- Goal of the exercise -
Copy out each line of the material below that holds the string "entry".

- Dataset -
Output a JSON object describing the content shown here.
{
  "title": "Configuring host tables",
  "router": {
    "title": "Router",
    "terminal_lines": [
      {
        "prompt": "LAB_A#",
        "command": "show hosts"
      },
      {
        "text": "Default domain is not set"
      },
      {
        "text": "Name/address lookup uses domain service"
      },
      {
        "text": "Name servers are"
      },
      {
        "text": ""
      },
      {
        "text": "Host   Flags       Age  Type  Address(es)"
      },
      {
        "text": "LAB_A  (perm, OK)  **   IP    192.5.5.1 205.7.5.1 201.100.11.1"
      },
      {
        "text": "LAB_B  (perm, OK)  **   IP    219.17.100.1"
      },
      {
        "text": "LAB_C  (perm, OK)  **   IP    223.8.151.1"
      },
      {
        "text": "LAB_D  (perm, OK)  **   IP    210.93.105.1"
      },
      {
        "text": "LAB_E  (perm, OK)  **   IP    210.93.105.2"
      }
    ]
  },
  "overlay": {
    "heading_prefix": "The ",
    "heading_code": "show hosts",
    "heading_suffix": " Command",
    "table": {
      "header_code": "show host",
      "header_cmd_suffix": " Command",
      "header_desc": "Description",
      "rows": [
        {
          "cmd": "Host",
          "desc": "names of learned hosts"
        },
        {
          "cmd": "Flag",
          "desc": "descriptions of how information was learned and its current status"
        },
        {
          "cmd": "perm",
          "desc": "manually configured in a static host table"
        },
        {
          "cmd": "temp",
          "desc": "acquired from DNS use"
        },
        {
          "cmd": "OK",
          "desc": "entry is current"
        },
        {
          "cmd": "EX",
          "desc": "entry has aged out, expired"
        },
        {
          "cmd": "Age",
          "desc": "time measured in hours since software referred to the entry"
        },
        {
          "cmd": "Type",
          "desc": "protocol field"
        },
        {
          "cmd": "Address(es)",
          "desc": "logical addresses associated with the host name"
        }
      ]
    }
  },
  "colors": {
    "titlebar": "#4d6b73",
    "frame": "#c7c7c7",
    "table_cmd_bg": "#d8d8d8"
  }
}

- Solution to this problem -
          "desc": "entry is current"
          "desc": "entry has aged out, expired"
          "desc": "time measured in hours since software referred to the entry"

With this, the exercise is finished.